**To be done:** Each entry below is to be duplicated verbatim.

**Data in this exercise:**
::::

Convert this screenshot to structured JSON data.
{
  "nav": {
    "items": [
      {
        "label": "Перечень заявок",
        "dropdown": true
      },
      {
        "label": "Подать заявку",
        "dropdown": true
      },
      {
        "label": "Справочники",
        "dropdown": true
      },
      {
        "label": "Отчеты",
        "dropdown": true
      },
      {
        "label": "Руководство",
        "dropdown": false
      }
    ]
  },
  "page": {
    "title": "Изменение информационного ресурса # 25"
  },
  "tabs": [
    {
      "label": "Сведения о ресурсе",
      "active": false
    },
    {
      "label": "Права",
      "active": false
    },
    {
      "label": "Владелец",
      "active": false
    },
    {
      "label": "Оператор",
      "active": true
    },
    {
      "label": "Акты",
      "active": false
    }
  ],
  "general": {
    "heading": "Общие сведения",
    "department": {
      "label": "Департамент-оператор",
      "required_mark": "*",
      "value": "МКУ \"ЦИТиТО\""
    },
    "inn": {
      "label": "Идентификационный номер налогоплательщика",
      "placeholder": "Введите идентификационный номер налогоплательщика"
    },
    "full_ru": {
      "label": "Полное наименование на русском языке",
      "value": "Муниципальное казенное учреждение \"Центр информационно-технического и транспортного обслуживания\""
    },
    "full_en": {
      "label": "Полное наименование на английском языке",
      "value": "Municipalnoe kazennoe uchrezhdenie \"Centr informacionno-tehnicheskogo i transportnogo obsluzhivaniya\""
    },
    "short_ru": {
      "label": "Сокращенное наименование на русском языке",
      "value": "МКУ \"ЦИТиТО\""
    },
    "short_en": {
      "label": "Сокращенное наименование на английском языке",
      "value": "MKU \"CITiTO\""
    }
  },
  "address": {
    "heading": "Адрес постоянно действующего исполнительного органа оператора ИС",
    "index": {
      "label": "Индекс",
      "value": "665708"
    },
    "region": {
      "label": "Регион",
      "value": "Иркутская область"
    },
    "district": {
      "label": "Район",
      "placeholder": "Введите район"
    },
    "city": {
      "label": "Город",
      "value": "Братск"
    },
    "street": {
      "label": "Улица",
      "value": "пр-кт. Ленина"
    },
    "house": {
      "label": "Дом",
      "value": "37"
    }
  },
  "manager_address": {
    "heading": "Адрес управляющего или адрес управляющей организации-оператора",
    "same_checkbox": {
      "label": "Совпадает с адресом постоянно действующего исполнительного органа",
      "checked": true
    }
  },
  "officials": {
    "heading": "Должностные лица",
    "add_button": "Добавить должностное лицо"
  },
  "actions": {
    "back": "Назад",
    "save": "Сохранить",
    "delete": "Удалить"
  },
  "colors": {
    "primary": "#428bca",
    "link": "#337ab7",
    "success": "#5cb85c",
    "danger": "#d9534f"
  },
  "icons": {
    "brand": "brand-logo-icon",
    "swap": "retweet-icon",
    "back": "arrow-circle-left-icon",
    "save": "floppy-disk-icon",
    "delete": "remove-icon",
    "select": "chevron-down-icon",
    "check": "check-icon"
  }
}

::::

**Task output:**
Convert this screenshot to structured JSON data.
{
  "nav": {
    "items": [
      {
        "label": "Перечень заявок",
        "dropdown": true
      },
      {
        "label": "Подать заявку",
        "dropdown": true
      },
      {
        "label": "Справочники",
        "dropdown": true
      },
      {
        "label": "Отчеты",
        "dropdown": true
      },
      {
        "label": "Руководство",
        "dropdown": false
      }
    ]
  },
  "page": {
    "title": "Изменение информационного ресурса # 25"
  },
  "tabs": [
    {
      "label": "Сведения о ресурсе",
      "active": false
    },
    {
      "label": "Права",
      "active": false
    },
    {
      "label": "Владелец",
      "active": false
    },
    {
      "label": "Оператор",
      "active": true
    },
    {
      "label": "Акты",
      "active": false
    }
  ],
  "general": {
    "heading": "Общие сведения",
    "department": {
      "label": "Департамент-оператор",
      "required_mark": "*",
      "value": "МКУ \"ЦИТиТО\""
    },
    "inn": {
      "label": "Идентификационный номер налогоплательщика",
      "placeholder": "Введите идентификационный номер налогоплательщика"
    },
    "full_ru": {
      "label": "Полное наименование на русском языке",
      "value": "Муниципальное казенное учреждение \"Центр информационно-технического и транспортного обслуживания\""
    },
    "full_en": {
      "label": "Полное наименование на английском языке",
      "value": "Municipalnoe kazennoe uchrezhdenie \"Centr informacionno-tehnicheskogo i transportnogo obsluzhivaniya\""
    },
    "short_ru": {
      "label": "Сокращенное наименование на русском языке",
      "value": "МКУ \"ЦИТиТО\""
    },
    "short_en": {
      "label": "Сокращенное наименование на английском языке",
      "value": "MKU \"CITiTO\""
    }
  },
  "address": {
    "heading": "Адрес постоянно действующего исполнительного органа оператора ИС",
    "index": {
      "label": "Индекс",
      "value": "665708"
    },
    "region": {
      "label": "Регион",
      "value": "Иркутская область"
    },
    "district": {
      "label": "Район",
      "placeholder": "Введите район"
    },
    "city": {
      "label": "Город",
      "value": "Братск"
    },
    "street": {
      "label": "Улица",
      "value": "пр-кт. Ленина"
    },
    "house": {
      "label": "Дом",
      "value": "37"
    }
  },
  "manager_address": {
    "heading": "Адрес управляющего или адрес управляющей организации-оператора",
    "same_checkbox": {
      "label": "Совпадает с адресом постоянно действующего исполнительного органа",
      "checked": true
    }
  },
  "officials": {
    "heading": "Должностные лица",
    "add_button": "Добавить должностное лицо"
  },
  "actions": {
    "back": "Назад",
    "save": "Сохранить",
    "delete": "Удалить"
  },
  "colors": {
    "primary": "#428bca",
    "link": "#337ab7",
    "success": "#5cb85c",
    "danger": "#d9534f"
  },
  "icons": {
    "brand": "brand-logo-icon",
    "swap": "retweet-icon",
    "back": "arrow-circle-left-icon",
    "save": "floppy-disk-icon",
    "delete": "remove-icon",
    "select": "chevron-down-icon",
    "check": "check-icon"
  }
}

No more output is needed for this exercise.